___ SUPPLIED INFORMATION

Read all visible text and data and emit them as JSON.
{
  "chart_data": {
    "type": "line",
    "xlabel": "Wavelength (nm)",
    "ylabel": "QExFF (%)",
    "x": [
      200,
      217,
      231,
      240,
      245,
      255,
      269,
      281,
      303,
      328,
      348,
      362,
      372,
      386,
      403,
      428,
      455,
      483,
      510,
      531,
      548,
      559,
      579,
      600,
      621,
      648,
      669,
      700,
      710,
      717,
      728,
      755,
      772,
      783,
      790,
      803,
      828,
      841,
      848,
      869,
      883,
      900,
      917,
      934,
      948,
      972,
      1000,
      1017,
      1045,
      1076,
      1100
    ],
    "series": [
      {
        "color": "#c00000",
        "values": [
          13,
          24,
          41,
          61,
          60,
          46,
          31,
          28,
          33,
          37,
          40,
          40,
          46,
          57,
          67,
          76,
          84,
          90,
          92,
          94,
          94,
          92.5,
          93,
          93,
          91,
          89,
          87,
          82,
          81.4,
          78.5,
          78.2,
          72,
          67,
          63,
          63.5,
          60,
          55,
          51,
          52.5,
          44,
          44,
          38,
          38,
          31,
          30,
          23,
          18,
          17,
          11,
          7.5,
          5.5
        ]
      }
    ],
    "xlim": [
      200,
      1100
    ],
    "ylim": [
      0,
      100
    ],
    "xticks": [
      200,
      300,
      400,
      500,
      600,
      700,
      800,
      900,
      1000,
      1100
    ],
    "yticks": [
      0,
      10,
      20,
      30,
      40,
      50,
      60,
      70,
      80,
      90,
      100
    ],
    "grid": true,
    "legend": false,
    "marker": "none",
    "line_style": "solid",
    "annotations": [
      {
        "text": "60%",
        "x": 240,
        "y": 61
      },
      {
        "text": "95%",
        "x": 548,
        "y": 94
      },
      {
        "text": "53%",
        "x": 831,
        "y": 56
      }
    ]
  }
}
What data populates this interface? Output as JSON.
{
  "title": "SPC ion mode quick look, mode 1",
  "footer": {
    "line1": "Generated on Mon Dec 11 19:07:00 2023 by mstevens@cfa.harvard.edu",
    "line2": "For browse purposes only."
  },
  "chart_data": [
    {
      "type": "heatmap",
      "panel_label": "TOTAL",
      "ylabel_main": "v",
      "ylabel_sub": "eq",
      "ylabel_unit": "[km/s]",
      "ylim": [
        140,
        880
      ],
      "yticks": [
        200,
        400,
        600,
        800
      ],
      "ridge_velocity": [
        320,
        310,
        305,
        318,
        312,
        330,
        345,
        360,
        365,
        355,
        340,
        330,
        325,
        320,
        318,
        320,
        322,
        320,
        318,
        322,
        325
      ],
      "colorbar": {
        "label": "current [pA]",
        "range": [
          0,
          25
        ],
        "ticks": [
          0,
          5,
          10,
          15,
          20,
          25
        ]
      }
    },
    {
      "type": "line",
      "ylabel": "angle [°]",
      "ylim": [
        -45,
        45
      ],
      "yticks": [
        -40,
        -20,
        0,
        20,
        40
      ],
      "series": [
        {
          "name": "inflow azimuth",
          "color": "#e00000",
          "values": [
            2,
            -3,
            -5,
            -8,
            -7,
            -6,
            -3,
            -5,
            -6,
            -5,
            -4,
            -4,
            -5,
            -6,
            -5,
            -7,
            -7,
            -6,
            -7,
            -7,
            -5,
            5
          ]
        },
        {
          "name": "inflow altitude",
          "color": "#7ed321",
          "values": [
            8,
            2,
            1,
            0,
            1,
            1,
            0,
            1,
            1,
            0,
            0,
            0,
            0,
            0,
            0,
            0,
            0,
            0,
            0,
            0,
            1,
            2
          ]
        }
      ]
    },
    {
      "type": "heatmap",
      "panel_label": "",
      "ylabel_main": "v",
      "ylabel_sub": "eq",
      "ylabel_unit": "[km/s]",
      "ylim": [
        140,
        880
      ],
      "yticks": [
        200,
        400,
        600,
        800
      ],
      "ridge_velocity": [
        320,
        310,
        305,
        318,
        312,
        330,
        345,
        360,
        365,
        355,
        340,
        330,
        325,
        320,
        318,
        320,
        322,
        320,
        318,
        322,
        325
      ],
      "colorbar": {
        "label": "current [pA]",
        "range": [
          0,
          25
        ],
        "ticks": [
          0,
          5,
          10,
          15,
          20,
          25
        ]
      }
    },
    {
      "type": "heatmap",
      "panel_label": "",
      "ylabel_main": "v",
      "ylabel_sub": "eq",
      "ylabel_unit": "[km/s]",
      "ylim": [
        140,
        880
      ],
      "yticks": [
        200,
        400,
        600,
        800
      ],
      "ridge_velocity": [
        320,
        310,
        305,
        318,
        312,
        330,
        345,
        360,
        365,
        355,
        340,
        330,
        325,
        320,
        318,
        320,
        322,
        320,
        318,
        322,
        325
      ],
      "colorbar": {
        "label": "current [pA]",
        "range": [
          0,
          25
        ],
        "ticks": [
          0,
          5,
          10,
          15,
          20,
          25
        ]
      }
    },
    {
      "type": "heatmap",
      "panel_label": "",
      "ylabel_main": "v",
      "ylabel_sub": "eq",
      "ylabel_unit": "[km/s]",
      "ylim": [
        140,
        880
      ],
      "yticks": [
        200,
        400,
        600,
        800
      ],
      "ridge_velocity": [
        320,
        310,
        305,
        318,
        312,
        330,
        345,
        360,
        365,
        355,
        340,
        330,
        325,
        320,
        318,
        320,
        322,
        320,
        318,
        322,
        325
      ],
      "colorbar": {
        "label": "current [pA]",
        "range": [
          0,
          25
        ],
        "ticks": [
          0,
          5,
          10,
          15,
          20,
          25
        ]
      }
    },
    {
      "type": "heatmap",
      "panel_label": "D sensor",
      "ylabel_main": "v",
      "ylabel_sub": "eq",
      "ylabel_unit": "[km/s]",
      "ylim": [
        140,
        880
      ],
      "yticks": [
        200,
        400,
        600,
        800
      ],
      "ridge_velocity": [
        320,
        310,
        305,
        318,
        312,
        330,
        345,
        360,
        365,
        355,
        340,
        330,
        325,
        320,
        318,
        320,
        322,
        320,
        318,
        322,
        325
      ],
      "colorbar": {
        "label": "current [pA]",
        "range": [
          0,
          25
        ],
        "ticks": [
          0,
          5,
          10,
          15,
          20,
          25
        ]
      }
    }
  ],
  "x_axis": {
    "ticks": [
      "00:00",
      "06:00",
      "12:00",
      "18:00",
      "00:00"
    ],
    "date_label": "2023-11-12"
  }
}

______

§ **PROBLEM STATEMENT**
Write the material out again word for word.

§ **TASK ANSWER**
Read all visible text and data and emit them as JSON.
{
  "chart_data": {
    "type": "line",
    "xlabel": "Wavelength (nm)",
    "ylabel": "QExFF (%)",
    "x": [
      200,
      217,
      231,
      240,
      245,
      255,
      269,
      281,
      303,
      328,
      348,
      362,
      372,
      386,
      403,
      428,
      455,
      483,
      510,
      531,
      548,
      559,
      579,
      600,
      621,
      648,
      669,
      700,
      710,
      717,
      728,
      755,
      772,
      783,
      790,
      803,
      828,
      841,
      848,
      869,
      883,
      900,
      917,
      934,
      948,
      972,
      1000,
      1017,
      1045,
      1076,
      1100
    ],
    "series": [
      {
        "color": "#c00000",
        "values": [
          13,
          24,
          41,
          61,
          60,
          46,
          31,
          28,
          33,
          37,
          40,
          40,
          46,
          57,
          67,
          76,
          84,
          90,
          92,
          94,
          94,
          92.5,
          93,
          93,
          91,
          89,
          87,
          82,
          81.4,
          78.5,
          78.2,
          72,
          67,
          63,
          63.5,
          60,
          55,
          51,
          52.5,
          44,
          44,
          38,
          38,
          31,
          30,
          23,
          18,
          17,
          11,
          7.5,
          5.5
        ]
      }
    ],
    "xlim": [
      200,
      1100
    ],
    "ylim": [
      0,
      100
    ],
    "xticks": [
      200,
      300,
      400,
      500,
      600,
      700,
      800,
      900,
      1000,
      1100
    ],
    "yticks": [
      0,
      10,
      20,
      30,
      40,
      50,
      60,
      70,
      80,
      90,
      100
    ],
    "grid": true,
    "legend": false,
    "marker": "none",
    "line_style": "solid",
    "annotations": [
      {
        "text": "60%",
        "x": 240,
        "y": 61
      },
      {
        "text": "95%",
        "x": 548,
        "y": 94
      },
      {
        "text": "53%",
        "x": 831,
        "y": 56
      }
    ]
  }
}
What data populates this interface? Output as JSON.
{
  "title": "SPC ion mode quick look, mode 1",
  "footer": {
    "line1": "Generated on Mon Dec 11 19:07:00 2023 by mstevens@cfa.harvard.edu",
    "line2": "For browse purposes only."
  },
  "chart_data": [
    {
      "type": "heatmap",
      "panel_label": "TOTAL",
      "ylabel_main": "v",
      "ylabel_sub": "eq",
      "ylabel_unit": "[km/s]",
      "ylim": [
        140,
        880
      ],
      "yticks": [
        200,
        400,
        600,
        800
      ],
      "ridge_velocity": [
        320,
        310,
        305,
        318,
        312,
        330,
        345,
        360,
        365,
        355,
        340,
        330,
        325,
        320,
        318,
        320,
        322,
        320,
        318,
        322,
        325
      ],
      "colorbar": {
        "label": "current [pA]",
        "range": [
          0,
          25
        ],
        "ticks": [
          0,
          5,
          10,
          15,
          20,
          25
        ]
      }
    },
    {
      "type": "line",
      "ylabel": "angle [°]",
      "ylim": [
        -45,
        45
      ],
      "yticks": [
        -40,
        -20,
        0,
        20,
        40
      ],
      "series": [
        {
          "name": "inflow azimuth",
          "color": "#e00000",
          "values": [
            2,
            -3,
            -5,
            -8,
            -7,
            -6,
            -3,
            -5,
            -6,
            -5,
            -4,
            -4,
            -5,
            -6,
            -5,
            -7,
            -7,
            -6,
            -7,
            -7,
            -5,
            5
          ]
        },
        {
          "name": "inflow altitude",
          "color": "#7ed321",
          "values": [
            8,
            2,
            1,
            0,
            1,
            1,
            0,
            1,
            1,
            0,
            0,
            0,
            0,
            0,
            0,
            0,
            0,
            0,
            0,
            0,
            1,
            2
          ]
        }
      ]
    },
    {
      "type": "heatmap",
      "panel_label": "",
      "ylabel_main": "v",
      "ylabel_sub": "eq",
      "ylabel_unit": "[km/s]",
      "ylim": [
        140,
        880
      ],
      "yticks": [
        200,
        400,
        600,
        800
      ],
      "ridge_velocity": [
        320,
        310,
        305,
        318,
        312,
        330,
        345,
        360,
        365,
        355,
        340,
        330,
        325,
        320,
        318,
        320,
        322,
        320,
        318,
        322,
        325
      ],
      "colorbar": {
        "label": "current [pA]",
        "range": [
          0,
          25
        ],
        "ticks": [
          0,
          5,
          10,
          15,
          20,
          25
        ]
      }
    },
    {
      "type": "heatmap",
      "panel_label": "",
      "ylabel_main": "v",
      "ylabel_sub": "eq",
      "ylabel_unit": "[km/s]",
      "ylim": [
        140,
        880
      ],
      "yticks": [
        200,
        400,
        600,
        800
      ],
      "ridge_velocity": [
        320,
        310,
        305,
        318,
        312,
        330,
        345,
        360,
        365,
        355,
        340,
        330,
        325,
        320,
        318,
        320,
        322,
        320,
        318,
        322,
        325
      ],
      "colorbar": {
        "label": "current [pA]",
        "range": [
          0,
          25
        ],
        "ticks": [
          0,
          5,
          10,
          15,
          20,
          25
        ]
      }
    },
    {
      "type": "heatmap",
      "panel_label": "",
      "ylabel_main": "v",
      "ylabel_sub": "eq",
      "ylabel_unit": "[km/s]",
      "ylim": [
        140,
        880
      ],
      "yticks": [
        200,
        400,
        600,
        800
      ],
      "ridge_velocity": [
        320,
        310,
        305,
        318,
        312,
        330,
        345,
        360,
        365,
        355,
        340,
        330,
        325,
        320,
        318,
        320,
        322,
        320,
        318,
        322,
        325
      ],
      "colorbar": {
        "label": "current [pA]",
        "range": [
          0,
          25
        ],
        "ticks": [
          0,
          5,
          10,
          15,
          20,
          25
        ]
      }
    },
    {
      "type": "heatmap",
      "panel_label": "D sensor",
      "ylabel_main": "v",
      "ylabel_sub": "eq",
      "ylabel_unit": "[km/s]",
      "ylim": [
        140,
        880
      ],
      "yticks": [
        200,
        400,
        600,
        800
      ],
      "ridge_velocity": [
        320,
        310,
        305,
        318,
        312,
        330,
        345,
        360,
        365,
        355,
        340,
        330,
        325,
        320,
        318,
        320,
        322,
        320,
        318,
        322,
        325
      ],
      "colorbar": {
        "label": "current [pA]",
        "range": [
          0,
          25
        ],
        "ticks": [
          0,
          5,
          10,
          15,
          20,
          25
        ]
      }
    }
  ],
  "x_axis": {
    "ticks": [
      "00:00",
      "06:00",
      "12:00",
      "18:00",
      "00:00"
    ],
    "date_label": "2023-11-12"
  }
}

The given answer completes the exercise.